══ RECORD EXTRACTS

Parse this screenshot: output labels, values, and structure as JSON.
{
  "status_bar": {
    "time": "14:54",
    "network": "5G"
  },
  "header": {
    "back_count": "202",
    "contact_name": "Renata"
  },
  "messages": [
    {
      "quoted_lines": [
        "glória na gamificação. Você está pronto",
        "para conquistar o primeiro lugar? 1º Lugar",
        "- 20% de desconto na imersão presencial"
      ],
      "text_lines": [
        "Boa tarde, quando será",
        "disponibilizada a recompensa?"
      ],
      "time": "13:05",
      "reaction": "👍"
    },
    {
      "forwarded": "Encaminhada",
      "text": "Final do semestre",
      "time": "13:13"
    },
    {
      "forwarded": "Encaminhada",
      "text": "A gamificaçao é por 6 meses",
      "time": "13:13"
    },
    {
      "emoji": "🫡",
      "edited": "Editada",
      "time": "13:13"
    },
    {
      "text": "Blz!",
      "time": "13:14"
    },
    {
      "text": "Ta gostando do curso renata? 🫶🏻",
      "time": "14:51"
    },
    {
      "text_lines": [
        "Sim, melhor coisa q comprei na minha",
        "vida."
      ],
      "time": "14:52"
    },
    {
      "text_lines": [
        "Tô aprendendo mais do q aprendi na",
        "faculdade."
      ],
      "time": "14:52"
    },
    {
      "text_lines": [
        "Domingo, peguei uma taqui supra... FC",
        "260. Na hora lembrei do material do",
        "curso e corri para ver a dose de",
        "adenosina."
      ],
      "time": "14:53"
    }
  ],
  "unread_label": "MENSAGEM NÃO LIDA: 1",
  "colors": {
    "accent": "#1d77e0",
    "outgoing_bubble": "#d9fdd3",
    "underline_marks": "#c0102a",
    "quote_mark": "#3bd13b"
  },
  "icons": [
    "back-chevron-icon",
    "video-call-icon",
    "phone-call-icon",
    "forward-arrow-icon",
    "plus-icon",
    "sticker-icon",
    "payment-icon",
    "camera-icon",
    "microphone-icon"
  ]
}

════

● **GOAL**
Write out the whole listing exactly.

● **ANSWER**
Parse this screenshot: output labels, values, and structure as JSON.
{
  "status_bar": {
    "time": "14:54",
    "network": "5G"
  },
  "header": {
    "back_count": "202",
    "contact_name": "Renata"
  },
  "messages": [
    {
      "quoted_lines": [
        "glória na gamificação. Você está pronto",
        "para conquistar o primeiro lugar? 1º Lugar",
        "- 20% de desconto na imersão presencial"
      ],
      "text_lines": [
        "Boa tarde, quando será",
        "disponibilizada a recompensa?"
      ],
      "time": "13:05",
      "reaction": "👍"
    },
    {
      "forwarded": "Encaminhada",
      "text": "Final do semestre",
      "time": "13:13"
    },
    {
      "forwarded": "Encaminhada",
      "text": "A gamificaçao é por 6 meses",
      "time": "13:13"
    },
    {
      "emoji": "🫡",
      "edited": "Editada",
      "time": "13:13"
    },
    {
      "text": "Blz!",
      "time": "13:14"
    },
    {
      "text": "Ta gostando do curso renata? 🫶🏻",
      "time": "14:51"
    },
    {
      "text_lines": [
        "Sim, melhor coisa q comprei na minha",
        "vida."
      ],
      "time": "14:52"
    },
    {
      "text_lines": [
        "Tô aprendendo mais do q aprendi na",
        "faculdade."
      ],
      "time": "14:52"
    },
    {
      "text_lines": [
        "Domingo, peguei uma taqui supra... FC",
        "260. Na hora lembrei do material do",
        "curso e corri para ver a dose de",
        "adenosina."
      ],
      "time": "14:53"
    }
  ],
  "unread_label": "MENSAGEM NÃO LIDA: 1",
  "colors": {
    "accent": "#1d77e0",
    "outgoing_bubble": "#d9fdd3",
    "underline_marks": "#c0102a",
    "quote_mark": "#3bd13b"
  },
  "icons": [
    "back-chevron-icon",
    "video-call-icon",
    "phone-call-icon",
    "forward-arrow-icon",
    "plus-icon",
    "sticker-icon",
    "payment-icon",
    "camera-icon",
    "microphone-icon"
  ]
}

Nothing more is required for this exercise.